Objective: Keep only those lines of the records that include the string "title".
═════ Information supplied ═════
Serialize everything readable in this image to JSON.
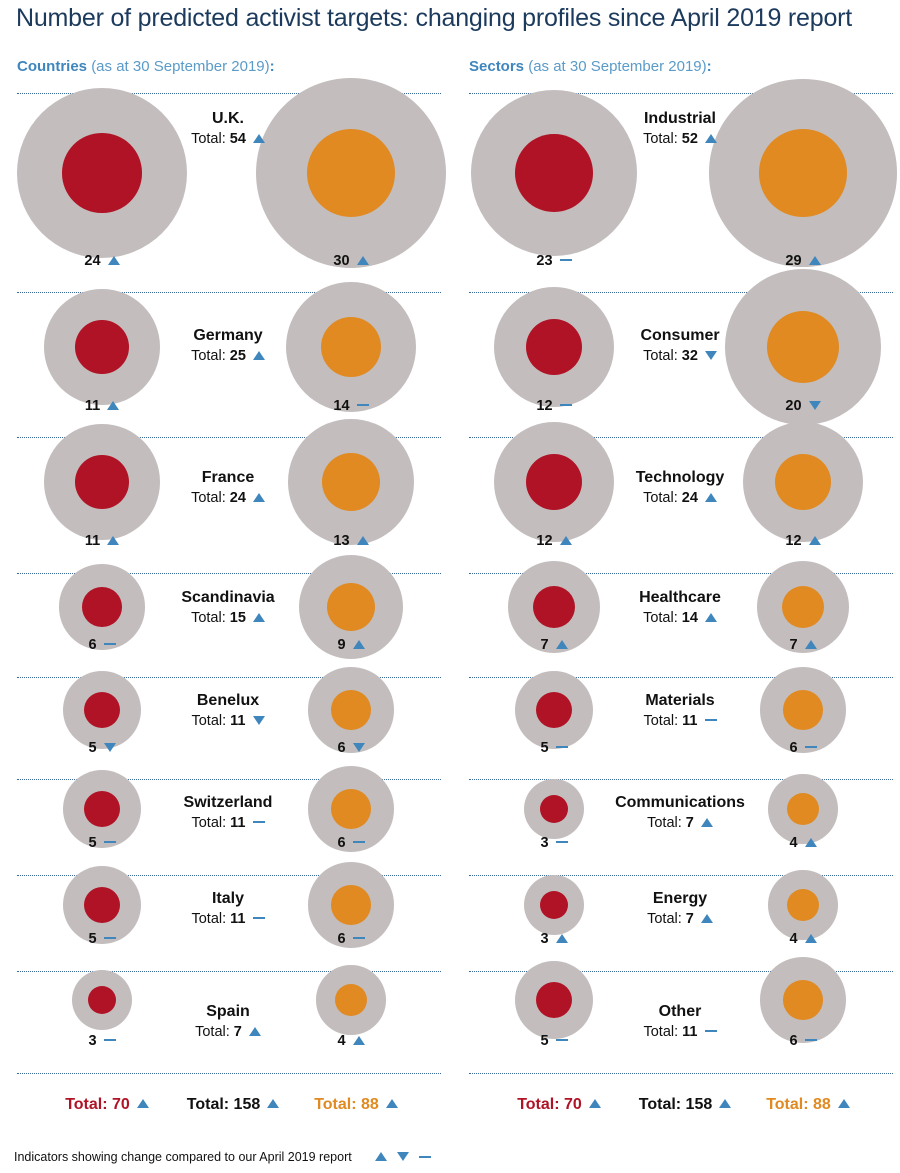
{
  "title": "Number of predicted activist targets: changing profiles since April 2019 report",
  "colors": {
    "outer": "#c3bdbd",
    "red": "#b01325",
    "orange": "#e08a21",
    "indicator": "#3f86bd",
    "text": "#111111",
    "title": "#1b3a5c"
  },
  "columns": [
    {
      "heading": "Countries",
      "subheading": "(as at 30 September 2019)",
      "colon": ":"
    },
    {
      "heading": "Sectors",
      "subheading": "(as at 30 September 2019)",
      "colon": ":"
    }
  ],
  "chart_data": [
    {
      "type": "bubble",
      "title": "Countries",
      "series": [
        {
          "name": "red",
          "color": "#b01325"
        },
        {
          "name": "orange",
          "color": "#e08a21"
        }
      ],
      "rows": [
        {
          "name": "U.K.",
          "total": {
            "label": "Total:",
            "value": 54,
            "change": "up"
          },
          "left": {
            "value": 24,
            "change": "up"
          },
          "right": {
            "value": 30,
            "change": "up"
          }
        },
        {
          "name": "Germany",
          "total": {
            "label": "Total:",
            "value": 25,
            "change": "up"
          },
          "left": {
            "value": 11,
            "change": "up"
          },
          "right": {
            "value": 14,
            "change": "flat"
          }
        },
        {
          "name": "France",
          "total": {
            "label": "Total:",
            "value": 24,
            "change": "up"
          },
          "left": {
            "value": 11,
            "change": "up"
          },
          "right": {
            "value": 13,
            "change": "up"
          }
        },
        {
          "name": "Scandinavia",
          "total": {
            "label": "Total:",
            "value": 15,
            "change": "up"
          },
          "left": {
            "value": 6,
            "change": "flat"
          },
          "right": {
            "value": 9,
            "change": "up"
          }
        },
        {
          "name": "Benelux",
          "total": {
            "label": "Total:",
            "value": 11,
            "change": "down"
          },
          "left": {
            "value": 5,
            "change": "down"
          },
          "right": {
            "value": 6,
            "change": "down"
          }
        },
        {
          "name": "Switzerland",
          "total": {
            "label": "Total:",
            "value": 11,
            "change": "flat"
          },
          "left": {
            "value": 5,
            "change": "flat"
          },
          "right": {
            "value": 6,
            "change": "flat"
          }
        },
        {
          "name": "Italy",
          "total": {
            "label": "Total:",
            "value": 11,
            "change": "flat"
          },
          "left": {
            "value": 5,
            "change": "flat"
          },
          "right": {
            "value": 6,
            "change": "flat"
          }
        },
        {
          "name": "Spain",
          "total": {
            "label": "Total:",
            "value": 7,
            "change": "up"
          },
          "left": {
            "value": 3,
            "change": "flat"
          },
          "right": {
            "value": 4,
            "change": "up"
          }
        }
      ],
      "grand_totals": [
        {
          "label": "Total: 70",
          "color": "#b01325",
          "change": "up"
        },
        {
          "label": "Total: 158",
          "color": "#111111",
          "change": "up"
        },
        {
          "label": "Total: 88",
          "color": "#e08a21",
          "change": "up"
        }
      ]
    },
    {
      "type": "bubble",
      "title": "Sectors",
      "series": [
        {
          "name": "red",
          "color": "#b01325"
        },
        {
          "name": "orange",
          "color": "#e08a21"
        }
      ],
      "rows": [
        {
          "name": "Industrial",
          "total": {
            "label": "Total:",
            "value": 52,
            "change": "up"
          },
          "left": {
            "value": 23,
            "change": "flat"
          },
          "right": {
            "value": 29,
            "change": "up"
          }
        },
        {
          "name": "Consumer",
          "total": {
            "label": "Total:",
            "value": 32,
            "change": "down"
          },
          "left": {
            "value": 12,
            "change": "flat"
          },
          "right": {
            "value": 20,
            "change": "down"
          }
        },
        {
          "name": "Technology",
          "total": {
            "label": "Total:",
            "value": 24,
            "change": "up"
          },
          "left": {
            "value": 12,
            "change": "up"
          },
          "right": {
            "value": 12,
            "change": "up"
          }
        },
        {
          "name": "Healthcare",
          "total": {
            "label": "Total:",
            "value": 14,
            "change": "up"
          },
          "left": {
            "value": 7,
            "change": "up"
          },
          "right": {
            "value": 7,
            "change": "up"
          }
        },
        {
          "name": "Materials",
          "total": {
            "label": "Total:",
            "value": 11,
            "change": "flat"
          },
          "left": {
            "value": 5,
            "change": "flat"
          },
          "right": {
            "value": 6,
            "change": "flat"
          }
        },
        {
          "name": "Communications",
          "total": {
            "label": "Total:",
            "value": 7,
            "change": "up"
          },
          "left": {
            "value": 3,
            "change": "flat"
          },
          "right": {
            "value": 4,
            "change": "up"
          }
        },
        {
          "name": "Energy",
          "total": {
            "label": "Total:",
            "value": 7,
            "change": "up"
          },
          "left": {
            "value": 3,
            "change": "up"
          },
          "right": {
            "value": 4,
            "change": "up"
          }
        },
        {
          "name": "Other",
          "total": {
            "label": "Total:",
            "value": 11,
            "change": "flat"
          },
          "left": {
            "value": 5,
            "change": "flat"
          },
          "right": {
            "value": 6,
            "change": "flat"
          }
        }
      ],
      "grand_totals": [
        {
          "label": "Total: 70",
          "color": "#b01325",
          "change": "up"
        },
        {
          "label": "Total: 158",
          "color": "#111111",
          "change": "up"
        },
        {
          "label": "Total: 88",
          "color": "#e08a21",
          "change": "up"
        }
      ]
    }
  ],
  "legend": {
    "text": "Indicators showing change compared to our April 2019 report",
    "indicators": [
      "up",
      "down",
      "flat"
    ]
  }
}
═════
Response for this exercise:
  "title": "Number of predicted activist targets: changing profiles since April 2019 report",
    "title": "#1b3a5c"
      "title": "Countries",
      "title": "Sectors",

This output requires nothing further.